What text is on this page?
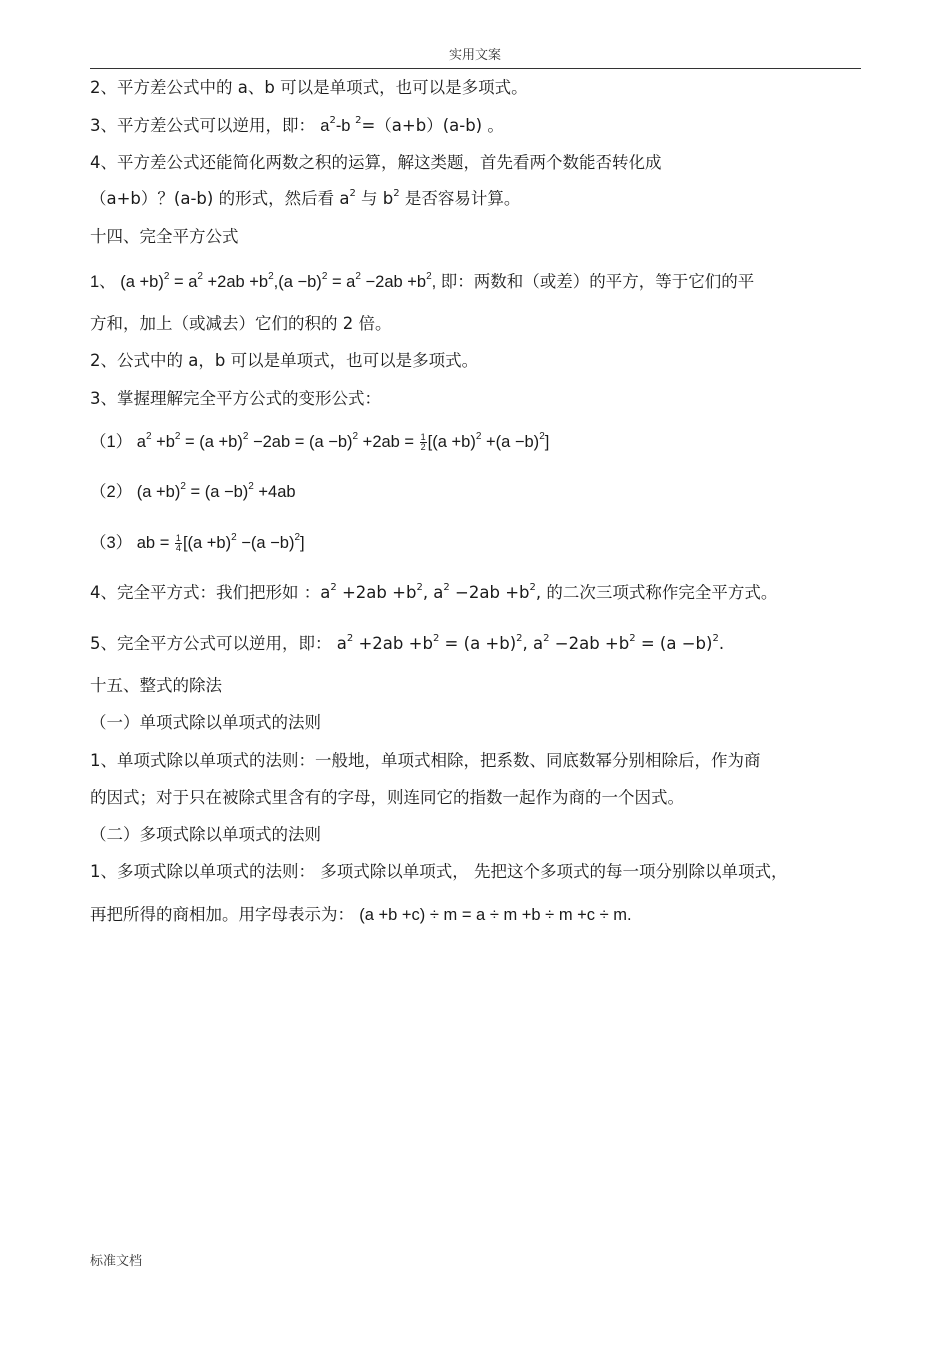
实用文案
2、平方差公式中的 a、b 可以是单项式，也可以是多项式。
3、平方差公式可以逆用，即： $a^2-b$ $^2$=（a+b）(a-b) 。
4、平方差公式还能简化两数之积的运算，解这类题，首先看两个数能否转化成
（a+b）？(a-b) 的形式，然后看 $a^2$ 与 $b^2$ 是否容易计算。
十四、完全平方公式
1、 $(a +b)^2 = a^2 +2ab +b^2,(a -b)^2 = a^2 -2ab +b^2$, 即：两数和（或差）的平方，等于它们的平
方和，加上（或减去）它们的积的 2 倍。
2、公式中的 a，b 可以是单项式，也可以是多项式。
3、掌握理解完全平方公式的变形公式：
（1） $a^2 +b^2 = (a +b)^2 -2ab = (a -b)^2 +2ab = \frac{1}{2} [(a +b)^2 +(a -b)^2]$
（2） $(a +b)^2 = (a -b)^2 +4ab$
（3） ab = $\frac{1}{4} [(a +b)^2 -(a -b)^2]$
4、完全平方式：我们把形如 ：$a^2 +2ab +b^2$, $a^2 -2ab +b^2$, 的二次三项式称作完全平方式。
5、完全平方公式可以逆用，即： $a^2 +2ab +b^2 = (a +b)^2$, $a^2 -2ab +b^2 = (a -b)^2$.
十五、整式的除法
（一）单项式除以单项式的法则
1、单项式除以单项式的法则：一般地，单项式相除，把系数、同底数幂分别相除后，作为商
的因式；对于只在被除式里含有的字母，则连同它的指数一起作为商的一个因式。
（二）多项式除以单项式的法则
1、多项式除以单项式的法则： 多项式除以单项式， 先把这个多项式的每一项分别除以单项式，
再把所得的商相加。用字母表示为： (a +b +c) ÷ m = a ÷ m +b ÷ m +c ÷ m.
标准文档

DO THIS — Give back each entry exactly as it appears, with no pictures.

EXERCISE ANSWER —
What text is on this page?
实用文案
2、平方差公式中的 a、b 可以是单项式，也可以是多项式。
3、平方差公式可以逆用，即： $a^2-b$ $^2$=（a+b）(a-b) 。
4、平方差公式还能简化两数之积的运算，解这类题，首先看两个数能否转化成
（a+b）？(a-b) 的形式，然后看 $a^2$ 与 $b^2$ 是否容易计算。
十四、完全平方公式
1、 $(a +b)^2 = a^2 +2ab +b^2,(a -b)^2 = a^2 -2ab +b^2$, 即：两数和（或差）的平方，等于它们的平
方和，加上（或减去）它们的积的 2 倍。
2、公式中的 a，b 可以是单项式，也可以是多项式。
3、掌握理解完全平方公式的变形公式：
（1） $a^2 +b^2 = (a +b)^2 -2ab = (a -b)^2 +2ab = \frac{1}{2} [(a +b)^2 +(a -b)^2]$
（2） $(a +b)^2 = (a -b)^2 +4ab$
（3） ab = $\frac{1}{4} [(a +b)^2 -(a -b)^2]$
4、完全平方式：我们把形如 ：$a^2 +2ab +b^2$, $a^2 -2ab +b^2$, 的二次三项式称作完全平方式。
5、完全平方公式可以逆用，即： $a^2 +2ab +b^2 = (a +b)^2$, $a^2 -2ab +b^2 = (a -b)^2$.
十五、整式的除法
（一）单项式除以单项式的法则
1、单项式除以单项式的法则：一般地，单项式相除，把系数、同底数幂分别相除后，作为商
的因式；对于只在被除式里含有的字母，则连同它的指数一起作为商的一个因式。
（二）多项式除以单项式的法则
1、多项式除以单项式的法则： 多项式除以单项式， 先把这个多项式的每一项分别除以单项式，
再把所得的商相加。用字母表示为： (a +b +c) ÷ m = a ÷ m +b ÷ m +c ÷ m.
标准文档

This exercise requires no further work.